**Work to complete**
Give the lines from the line with "x-tick-label: 400 [301, 523, 330, 541]" to the line with "dmso-series-line [183, 118, 523, 473]" in the records below as a JSON list of strings, one string per line, leaving out blank lines.

━━ Exercise materials ━━

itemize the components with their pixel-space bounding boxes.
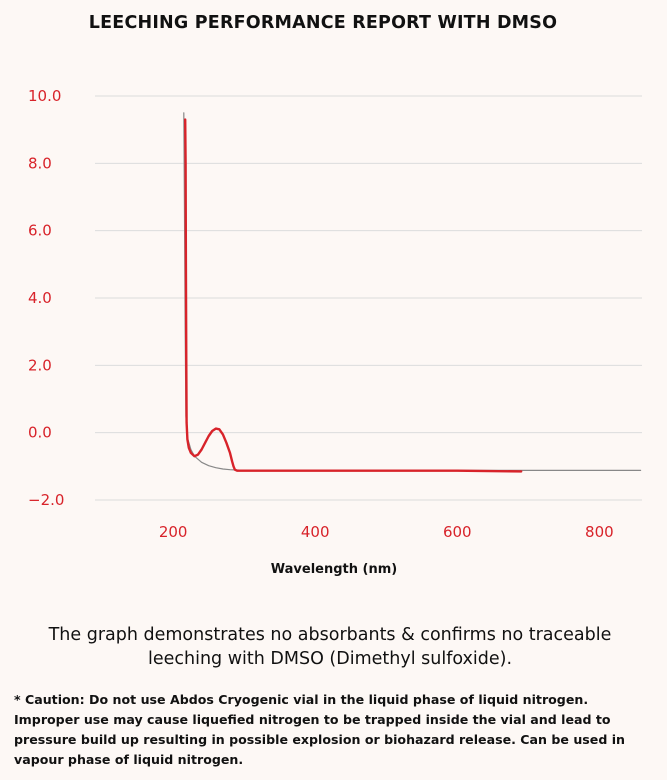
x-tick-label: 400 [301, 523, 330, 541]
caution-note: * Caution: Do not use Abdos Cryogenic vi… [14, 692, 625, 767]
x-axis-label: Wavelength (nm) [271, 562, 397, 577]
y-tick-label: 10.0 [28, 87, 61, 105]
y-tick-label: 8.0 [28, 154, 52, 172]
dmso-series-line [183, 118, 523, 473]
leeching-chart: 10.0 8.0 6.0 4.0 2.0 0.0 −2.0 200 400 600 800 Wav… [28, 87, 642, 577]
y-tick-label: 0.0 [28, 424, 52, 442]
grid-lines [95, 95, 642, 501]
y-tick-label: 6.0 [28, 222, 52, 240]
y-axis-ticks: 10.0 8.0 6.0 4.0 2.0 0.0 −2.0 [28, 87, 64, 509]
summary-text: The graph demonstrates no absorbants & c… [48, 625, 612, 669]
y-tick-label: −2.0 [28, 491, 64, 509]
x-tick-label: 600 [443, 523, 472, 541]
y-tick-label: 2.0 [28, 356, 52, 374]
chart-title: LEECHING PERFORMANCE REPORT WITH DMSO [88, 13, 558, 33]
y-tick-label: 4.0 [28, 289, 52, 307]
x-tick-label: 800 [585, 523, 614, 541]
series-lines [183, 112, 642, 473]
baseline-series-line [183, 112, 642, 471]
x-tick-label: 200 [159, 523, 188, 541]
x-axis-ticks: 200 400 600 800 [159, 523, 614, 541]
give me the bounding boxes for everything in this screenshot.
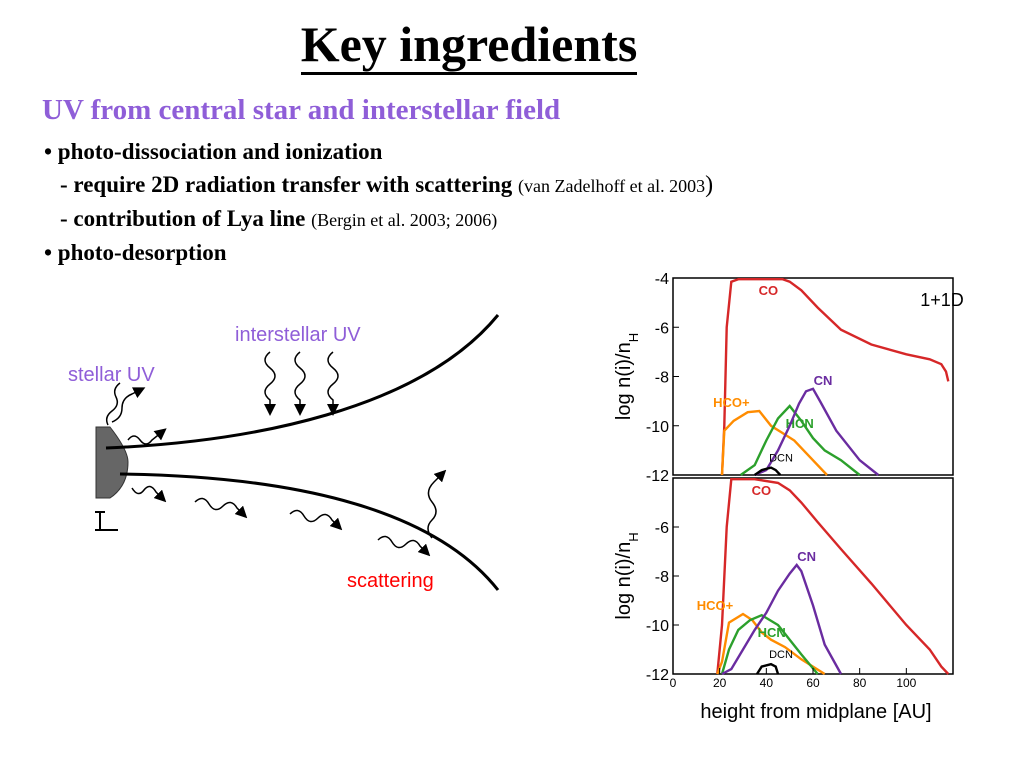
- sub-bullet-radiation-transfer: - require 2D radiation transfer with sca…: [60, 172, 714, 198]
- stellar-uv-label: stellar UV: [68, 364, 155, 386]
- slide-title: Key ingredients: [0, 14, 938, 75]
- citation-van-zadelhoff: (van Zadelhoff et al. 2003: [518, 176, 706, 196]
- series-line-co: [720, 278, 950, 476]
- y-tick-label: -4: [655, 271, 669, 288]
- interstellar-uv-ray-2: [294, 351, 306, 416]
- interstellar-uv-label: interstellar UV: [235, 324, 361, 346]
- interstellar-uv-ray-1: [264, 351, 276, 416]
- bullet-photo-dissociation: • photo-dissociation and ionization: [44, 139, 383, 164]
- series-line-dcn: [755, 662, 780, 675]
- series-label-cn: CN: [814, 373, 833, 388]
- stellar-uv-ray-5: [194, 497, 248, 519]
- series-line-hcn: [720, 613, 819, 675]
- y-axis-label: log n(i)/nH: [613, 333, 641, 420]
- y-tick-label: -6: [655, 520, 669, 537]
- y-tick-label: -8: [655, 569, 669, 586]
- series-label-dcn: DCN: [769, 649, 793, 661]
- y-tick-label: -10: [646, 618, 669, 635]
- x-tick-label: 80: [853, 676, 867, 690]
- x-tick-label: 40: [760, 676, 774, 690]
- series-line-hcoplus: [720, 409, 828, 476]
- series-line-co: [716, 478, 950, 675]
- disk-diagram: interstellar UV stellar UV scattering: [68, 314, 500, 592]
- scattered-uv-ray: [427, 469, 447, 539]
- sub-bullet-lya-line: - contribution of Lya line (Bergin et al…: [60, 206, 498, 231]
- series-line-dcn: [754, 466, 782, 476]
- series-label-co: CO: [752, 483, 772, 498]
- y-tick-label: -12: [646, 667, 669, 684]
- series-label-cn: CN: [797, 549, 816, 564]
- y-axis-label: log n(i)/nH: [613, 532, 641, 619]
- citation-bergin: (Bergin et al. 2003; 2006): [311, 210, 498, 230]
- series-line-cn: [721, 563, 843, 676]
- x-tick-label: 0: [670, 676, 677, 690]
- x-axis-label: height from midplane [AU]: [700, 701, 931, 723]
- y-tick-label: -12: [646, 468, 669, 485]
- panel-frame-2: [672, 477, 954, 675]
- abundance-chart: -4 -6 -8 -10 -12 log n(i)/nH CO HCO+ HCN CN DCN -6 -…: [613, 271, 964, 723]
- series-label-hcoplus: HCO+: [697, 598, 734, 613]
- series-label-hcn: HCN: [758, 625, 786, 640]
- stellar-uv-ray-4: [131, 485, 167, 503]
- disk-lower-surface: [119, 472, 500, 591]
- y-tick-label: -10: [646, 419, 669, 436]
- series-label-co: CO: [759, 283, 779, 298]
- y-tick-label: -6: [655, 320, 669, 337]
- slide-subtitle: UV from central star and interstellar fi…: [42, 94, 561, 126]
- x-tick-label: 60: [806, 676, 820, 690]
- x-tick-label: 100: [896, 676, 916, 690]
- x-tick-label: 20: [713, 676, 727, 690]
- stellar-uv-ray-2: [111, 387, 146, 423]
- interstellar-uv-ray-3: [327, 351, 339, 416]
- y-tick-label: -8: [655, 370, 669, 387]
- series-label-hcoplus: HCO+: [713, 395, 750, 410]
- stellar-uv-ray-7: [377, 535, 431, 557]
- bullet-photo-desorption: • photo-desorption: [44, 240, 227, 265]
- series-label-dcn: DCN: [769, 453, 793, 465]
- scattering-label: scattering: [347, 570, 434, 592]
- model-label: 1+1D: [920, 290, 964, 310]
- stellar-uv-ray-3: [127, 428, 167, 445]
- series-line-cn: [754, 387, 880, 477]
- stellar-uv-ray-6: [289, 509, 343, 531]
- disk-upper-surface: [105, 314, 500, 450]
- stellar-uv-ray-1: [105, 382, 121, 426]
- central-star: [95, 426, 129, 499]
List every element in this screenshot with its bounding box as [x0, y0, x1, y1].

━━━
━━ Exercise materials ━━

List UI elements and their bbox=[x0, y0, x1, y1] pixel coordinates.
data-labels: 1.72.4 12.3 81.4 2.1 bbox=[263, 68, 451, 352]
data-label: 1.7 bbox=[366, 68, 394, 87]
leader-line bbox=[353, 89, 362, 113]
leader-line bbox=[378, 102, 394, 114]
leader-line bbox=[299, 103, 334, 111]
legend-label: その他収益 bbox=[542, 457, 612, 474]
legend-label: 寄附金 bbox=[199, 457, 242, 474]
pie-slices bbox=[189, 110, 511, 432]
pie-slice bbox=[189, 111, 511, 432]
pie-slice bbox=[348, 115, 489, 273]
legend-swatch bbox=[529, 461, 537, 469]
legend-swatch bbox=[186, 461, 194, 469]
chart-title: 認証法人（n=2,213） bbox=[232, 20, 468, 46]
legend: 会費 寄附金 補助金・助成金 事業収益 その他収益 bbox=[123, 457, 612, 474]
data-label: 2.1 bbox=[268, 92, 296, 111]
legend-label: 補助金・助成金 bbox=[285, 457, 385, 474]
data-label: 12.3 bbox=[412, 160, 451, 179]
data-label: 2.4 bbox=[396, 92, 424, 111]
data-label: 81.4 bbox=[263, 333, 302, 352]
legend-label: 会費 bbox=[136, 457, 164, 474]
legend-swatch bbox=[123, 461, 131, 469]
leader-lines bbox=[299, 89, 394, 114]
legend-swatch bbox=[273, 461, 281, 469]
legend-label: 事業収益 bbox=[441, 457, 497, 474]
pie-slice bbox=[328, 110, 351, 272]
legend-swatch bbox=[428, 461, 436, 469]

━━━
━━ Exercise materials ━━

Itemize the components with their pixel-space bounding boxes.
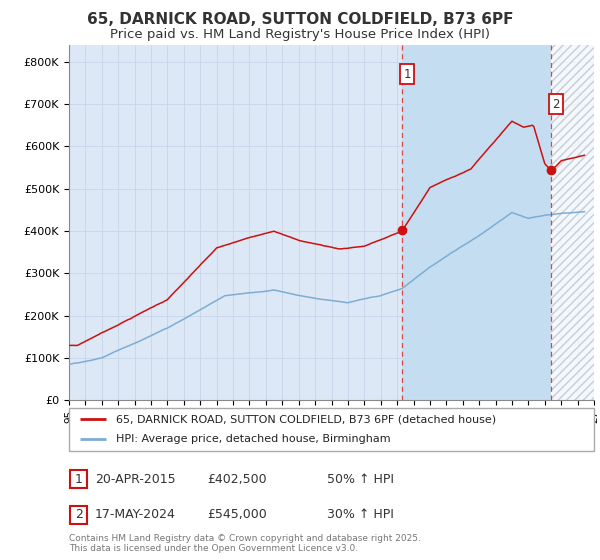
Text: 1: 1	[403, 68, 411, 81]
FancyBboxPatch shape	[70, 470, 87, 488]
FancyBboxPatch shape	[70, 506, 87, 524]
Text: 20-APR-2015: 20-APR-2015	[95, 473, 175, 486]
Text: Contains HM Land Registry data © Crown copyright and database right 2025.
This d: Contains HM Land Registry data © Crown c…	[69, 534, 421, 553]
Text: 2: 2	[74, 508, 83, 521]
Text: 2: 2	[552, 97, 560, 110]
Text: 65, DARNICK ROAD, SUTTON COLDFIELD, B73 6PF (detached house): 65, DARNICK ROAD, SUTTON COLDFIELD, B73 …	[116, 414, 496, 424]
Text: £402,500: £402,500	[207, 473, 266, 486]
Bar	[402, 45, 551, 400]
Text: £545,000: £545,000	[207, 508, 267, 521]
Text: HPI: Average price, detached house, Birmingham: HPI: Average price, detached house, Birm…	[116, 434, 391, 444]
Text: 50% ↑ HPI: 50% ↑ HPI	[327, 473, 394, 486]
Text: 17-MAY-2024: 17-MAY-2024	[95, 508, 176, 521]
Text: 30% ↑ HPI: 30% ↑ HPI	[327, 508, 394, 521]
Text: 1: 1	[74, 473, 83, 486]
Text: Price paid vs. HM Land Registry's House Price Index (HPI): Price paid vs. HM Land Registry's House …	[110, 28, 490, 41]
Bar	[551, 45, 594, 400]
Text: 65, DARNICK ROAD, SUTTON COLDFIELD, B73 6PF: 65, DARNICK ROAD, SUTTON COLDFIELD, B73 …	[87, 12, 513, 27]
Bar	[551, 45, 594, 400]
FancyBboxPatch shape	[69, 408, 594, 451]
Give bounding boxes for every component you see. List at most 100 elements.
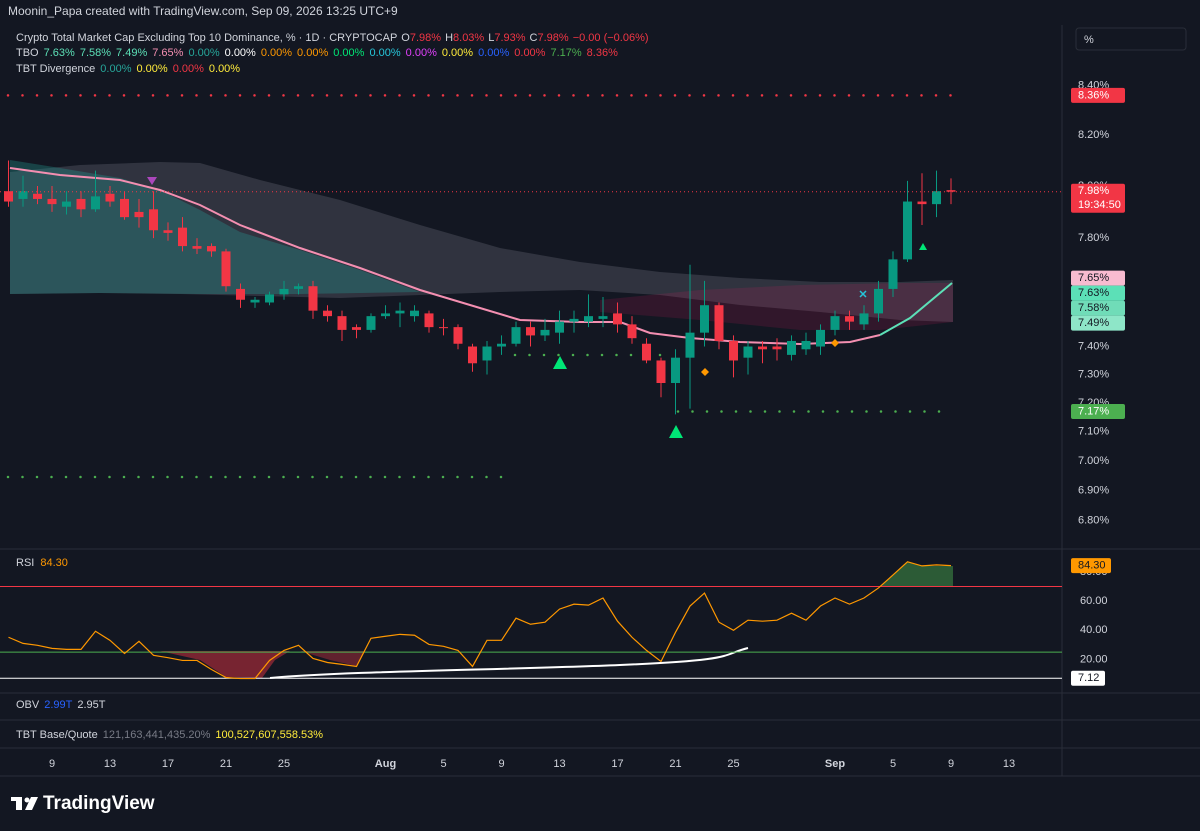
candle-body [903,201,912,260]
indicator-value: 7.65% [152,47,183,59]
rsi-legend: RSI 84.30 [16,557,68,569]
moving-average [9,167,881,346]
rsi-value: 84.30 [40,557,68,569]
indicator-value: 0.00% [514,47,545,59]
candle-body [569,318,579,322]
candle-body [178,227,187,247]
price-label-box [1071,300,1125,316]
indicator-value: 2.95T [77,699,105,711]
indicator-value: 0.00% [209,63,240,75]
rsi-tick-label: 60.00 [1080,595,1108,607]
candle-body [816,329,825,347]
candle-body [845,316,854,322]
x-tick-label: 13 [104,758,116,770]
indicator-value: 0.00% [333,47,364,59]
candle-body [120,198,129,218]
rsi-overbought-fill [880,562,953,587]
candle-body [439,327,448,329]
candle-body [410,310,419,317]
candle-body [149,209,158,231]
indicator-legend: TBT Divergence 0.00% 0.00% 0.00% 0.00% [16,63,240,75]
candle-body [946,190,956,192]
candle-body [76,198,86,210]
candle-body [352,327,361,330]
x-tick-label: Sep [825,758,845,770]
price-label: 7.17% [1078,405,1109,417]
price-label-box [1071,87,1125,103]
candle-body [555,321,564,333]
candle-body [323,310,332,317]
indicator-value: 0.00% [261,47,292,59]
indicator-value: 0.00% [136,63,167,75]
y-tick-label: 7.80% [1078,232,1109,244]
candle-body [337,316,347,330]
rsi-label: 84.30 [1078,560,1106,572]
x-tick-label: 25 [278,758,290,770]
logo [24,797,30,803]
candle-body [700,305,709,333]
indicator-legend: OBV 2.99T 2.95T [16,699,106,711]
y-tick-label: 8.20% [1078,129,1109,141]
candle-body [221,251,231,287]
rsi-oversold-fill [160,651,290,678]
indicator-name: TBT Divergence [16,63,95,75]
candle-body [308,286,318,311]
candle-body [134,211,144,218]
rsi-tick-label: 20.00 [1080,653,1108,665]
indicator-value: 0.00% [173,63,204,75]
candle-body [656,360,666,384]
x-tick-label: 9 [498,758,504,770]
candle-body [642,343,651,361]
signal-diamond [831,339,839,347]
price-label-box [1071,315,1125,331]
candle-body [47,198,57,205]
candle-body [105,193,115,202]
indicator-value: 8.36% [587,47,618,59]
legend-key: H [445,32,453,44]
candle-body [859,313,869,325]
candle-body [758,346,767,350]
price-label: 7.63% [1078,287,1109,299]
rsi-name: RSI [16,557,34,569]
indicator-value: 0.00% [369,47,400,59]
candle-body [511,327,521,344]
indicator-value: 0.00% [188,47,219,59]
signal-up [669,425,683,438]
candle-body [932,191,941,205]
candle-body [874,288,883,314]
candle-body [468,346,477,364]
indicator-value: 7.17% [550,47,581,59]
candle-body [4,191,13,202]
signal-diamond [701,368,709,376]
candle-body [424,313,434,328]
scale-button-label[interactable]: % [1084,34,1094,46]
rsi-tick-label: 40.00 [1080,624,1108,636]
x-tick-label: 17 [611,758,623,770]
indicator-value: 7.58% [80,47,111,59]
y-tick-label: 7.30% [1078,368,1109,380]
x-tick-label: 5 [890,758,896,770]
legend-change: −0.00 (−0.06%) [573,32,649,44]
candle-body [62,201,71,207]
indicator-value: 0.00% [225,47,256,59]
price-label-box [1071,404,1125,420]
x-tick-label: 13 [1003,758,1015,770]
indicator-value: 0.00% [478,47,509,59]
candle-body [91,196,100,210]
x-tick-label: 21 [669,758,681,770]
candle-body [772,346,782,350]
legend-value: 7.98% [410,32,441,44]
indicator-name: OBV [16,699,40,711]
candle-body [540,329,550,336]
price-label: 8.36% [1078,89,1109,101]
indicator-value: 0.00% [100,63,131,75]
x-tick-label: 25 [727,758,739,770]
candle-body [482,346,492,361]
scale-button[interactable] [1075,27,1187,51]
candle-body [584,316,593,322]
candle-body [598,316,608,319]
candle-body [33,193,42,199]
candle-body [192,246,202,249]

━━━

**Result**
[
  "x-tick-label: 400 [301, 523, 330, 541]",
  "caution-note: * Caution: Do not use Abdos Cryogenic vi… [14, 692, 625, 767]",
  "x-axis-label: Wavelength (nm) [271, 562, 397, 577]",
  "y-tick-label: 10.0 [28, 87, 61, 105]",
  "y-tick-label: 8.0 [28, 154, 52, 172]",
  "dmso-series-line [183, 118, 523, 473]"
]